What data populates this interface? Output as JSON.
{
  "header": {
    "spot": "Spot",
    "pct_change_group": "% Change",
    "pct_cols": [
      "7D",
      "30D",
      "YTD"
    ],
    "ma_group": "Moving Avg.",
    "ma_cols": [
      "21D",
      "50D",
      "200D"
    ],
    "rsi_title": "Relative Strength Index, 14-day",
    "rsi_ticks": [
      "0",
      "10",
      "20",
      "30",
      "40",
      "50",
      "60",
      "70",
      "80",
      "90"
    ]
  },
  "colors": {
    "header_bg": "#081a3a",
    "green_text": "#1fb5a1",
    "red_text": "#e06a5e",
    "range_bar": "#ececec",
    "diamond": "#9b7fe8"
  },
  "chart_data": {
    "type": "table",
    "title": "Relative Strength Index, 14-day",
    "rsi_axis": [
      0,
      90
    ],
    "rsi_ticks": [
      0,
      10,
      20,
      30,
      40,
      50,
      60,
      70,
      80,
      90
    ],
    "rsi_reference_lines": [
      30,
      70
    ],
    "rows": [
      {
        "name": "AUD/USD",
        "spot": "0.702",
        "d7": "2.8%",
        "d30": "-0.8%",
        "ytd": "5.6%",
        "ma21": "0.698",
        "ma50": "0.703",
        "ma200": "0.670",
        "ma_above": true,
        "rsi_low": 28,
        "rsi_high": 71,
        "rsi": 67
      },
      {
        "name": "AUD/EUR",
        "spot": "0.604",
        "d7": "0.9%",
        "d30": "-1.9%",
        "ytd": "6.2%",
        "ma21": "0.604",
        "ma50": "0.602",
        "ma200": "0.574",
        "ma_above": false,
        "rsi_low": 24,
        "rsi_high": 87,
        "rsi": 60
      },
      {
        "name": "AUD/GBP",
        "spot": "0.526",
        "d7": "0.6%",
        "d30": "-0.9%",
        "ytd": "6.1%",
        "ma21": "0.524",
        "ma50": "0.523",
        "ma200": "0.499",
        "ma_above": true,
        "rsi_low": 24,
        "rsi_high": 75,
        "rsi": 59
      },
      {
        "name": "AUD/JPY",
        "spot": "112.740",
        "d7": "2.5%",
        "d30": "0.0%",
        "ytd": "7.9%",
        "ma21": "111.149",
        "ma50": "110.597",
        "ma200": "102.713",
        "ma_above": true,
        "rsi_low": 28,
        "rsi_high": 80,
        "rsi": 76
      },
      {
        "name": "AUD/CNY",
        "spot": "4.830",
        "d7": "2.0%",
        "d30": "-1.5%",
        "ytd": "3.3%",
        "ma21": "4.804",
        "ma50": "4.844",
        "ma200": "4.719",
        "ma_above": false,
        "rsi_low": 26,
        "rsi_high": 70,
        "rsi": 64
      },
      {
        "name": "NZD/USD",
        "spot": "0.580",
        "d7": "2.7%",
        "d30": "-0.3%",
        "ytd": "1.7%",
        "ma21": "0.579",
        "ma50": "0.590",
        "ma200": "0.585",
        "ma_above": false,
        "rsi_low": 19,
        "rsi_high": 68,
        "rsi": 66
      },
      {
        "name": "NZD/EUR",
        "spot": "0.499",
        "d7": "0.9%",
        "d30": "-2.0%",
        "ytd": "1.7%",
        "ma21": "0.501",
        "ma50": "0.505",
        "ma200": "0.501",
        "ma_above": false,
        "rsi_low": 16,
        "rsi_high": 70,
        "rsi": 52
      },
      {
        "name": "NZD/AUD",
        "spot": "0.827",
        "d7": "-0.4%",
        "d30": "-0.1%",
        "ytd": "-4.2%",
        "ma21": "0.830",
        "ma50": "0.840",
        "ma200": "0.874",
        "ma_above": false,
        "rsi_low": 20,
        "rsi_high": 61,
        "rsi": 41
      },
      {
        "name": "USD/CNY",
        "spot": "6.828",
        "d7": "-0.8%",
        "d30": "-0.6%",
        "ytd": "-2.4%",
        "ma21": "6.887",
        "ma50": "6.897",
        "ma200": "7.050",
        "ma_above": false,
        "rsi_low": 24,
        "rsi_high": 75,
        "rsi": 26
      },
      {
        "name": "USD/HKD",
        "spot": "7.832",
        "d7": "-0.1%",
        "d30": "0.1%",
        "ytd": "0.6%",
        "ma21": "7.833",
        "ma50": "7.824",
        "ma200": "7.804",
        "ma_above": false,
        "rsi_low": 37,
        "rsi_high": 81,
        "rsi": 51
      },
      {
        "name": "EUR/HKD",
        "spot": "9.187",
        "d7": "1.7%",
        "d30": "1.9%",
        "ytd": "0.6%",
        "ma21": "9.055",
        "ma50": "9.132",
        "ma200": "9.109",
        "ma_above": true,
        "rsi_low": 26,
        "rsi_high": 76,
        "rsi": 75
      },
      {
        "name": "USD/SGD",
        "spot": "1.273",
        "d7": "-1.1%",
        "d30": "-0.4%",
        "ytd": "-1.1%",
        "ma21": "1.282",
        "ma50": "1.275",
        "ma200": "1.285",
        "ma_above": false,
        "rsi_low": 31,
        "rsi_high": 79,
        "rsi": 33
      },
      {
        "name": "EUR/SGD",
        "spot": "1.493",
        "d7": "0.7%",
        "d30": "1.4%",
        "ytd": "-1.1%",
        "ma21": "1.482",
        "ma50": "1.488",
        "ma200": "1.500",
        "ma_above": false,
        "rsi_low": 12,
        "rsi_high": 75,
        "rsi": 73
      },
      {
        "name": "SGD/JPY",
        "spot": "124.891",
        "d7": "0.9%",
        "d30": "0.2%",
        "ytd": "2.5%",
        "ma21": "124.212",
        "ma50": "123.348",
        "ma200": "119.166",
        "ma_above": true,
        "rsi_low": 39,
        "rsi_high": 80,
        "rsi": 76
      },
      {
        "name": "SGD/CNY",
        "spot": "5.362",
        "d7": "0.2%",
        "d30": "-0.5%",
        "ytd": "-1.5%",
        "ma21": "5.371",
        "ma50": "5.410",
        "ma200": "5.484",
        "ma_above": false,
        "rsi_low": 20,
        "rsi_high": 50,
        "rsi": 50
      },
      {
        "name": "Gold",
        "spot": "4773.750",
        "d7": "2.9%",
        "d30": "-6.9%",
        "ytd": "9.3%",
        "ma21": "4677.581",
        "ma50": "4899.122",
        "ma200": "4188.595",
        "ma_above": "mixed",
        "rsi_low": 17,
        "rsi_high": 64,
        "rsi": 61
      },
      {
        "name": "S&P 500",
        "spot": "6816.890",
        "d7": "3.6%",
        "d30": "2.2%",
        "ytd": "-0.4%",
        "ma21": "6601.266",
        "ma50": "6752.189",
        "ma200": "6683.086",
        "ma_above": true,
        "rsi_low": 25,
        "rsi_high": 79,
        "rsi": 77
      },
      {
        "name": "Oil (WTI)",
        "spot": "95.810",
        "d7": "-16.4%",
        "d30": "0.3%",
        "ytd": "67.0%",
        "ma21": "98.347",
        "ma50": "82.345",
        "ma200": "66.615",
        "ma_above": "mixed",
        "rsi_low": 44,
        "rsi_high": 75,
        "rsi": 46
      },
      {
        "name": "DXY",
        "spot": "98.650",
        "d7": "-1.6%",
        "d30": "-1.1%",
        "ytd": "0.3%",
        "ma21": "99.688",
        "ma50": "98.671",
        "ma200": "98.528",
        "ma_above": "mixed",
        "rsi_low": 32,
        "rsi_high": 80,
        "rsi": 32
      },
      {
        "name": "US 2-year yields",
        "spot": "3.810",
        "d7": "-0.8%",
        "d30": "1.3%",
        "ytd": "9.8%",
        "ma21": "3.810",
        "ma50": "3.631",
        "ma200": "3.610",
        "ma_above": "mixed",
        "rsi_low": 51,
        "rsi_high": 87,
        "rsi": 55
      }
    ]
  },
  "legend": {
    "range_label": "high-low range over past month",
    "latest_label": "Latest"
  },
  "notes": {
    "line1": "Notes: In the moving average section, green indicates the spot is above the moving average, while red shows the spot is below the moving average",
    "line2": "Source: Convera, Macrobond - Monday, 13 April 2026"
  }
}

+-------+

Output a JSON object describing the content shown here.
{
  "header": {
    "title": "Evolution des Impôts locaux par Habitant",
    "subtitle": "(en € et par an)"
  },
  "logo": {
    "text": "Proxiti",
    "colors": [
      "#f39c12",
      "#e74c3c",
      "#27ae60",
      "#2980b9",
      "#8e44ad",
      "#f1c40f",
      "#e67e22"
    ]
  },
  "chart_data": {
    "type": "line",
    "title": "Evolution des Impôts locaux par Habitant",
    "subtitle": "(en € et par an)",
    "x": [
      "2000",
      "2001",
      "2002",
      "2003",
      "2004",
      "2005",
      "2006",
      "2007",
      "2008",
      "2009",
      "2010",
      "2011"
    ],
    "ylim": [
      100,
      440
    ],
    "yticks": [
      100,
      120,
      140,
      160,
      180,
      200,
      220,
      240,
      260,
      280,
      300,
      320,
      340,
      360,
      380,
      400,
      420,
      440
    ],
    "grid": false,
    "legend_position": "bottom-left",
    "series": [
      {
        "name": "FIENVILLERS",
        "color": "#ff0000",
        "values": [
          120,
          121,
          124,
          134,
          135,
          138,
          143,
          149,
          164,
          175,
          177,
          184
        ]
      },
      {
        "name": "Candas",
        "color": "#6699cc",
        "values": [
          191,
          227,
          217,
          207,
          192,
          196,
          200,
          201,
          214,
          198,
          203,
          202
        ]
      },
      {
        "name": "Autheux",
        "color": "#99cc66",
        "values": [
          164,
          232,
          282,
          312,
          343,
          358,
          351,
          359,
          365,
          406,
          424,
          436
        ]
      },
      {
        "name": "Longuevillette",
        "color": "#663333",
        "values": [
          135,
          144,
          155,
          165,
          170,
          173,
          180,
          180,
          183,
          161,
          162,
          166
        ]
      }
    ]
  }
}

+-------+

Brief –
Find every line that includes the string "Strength". Report how many there are and nothing else.

Solution below –
2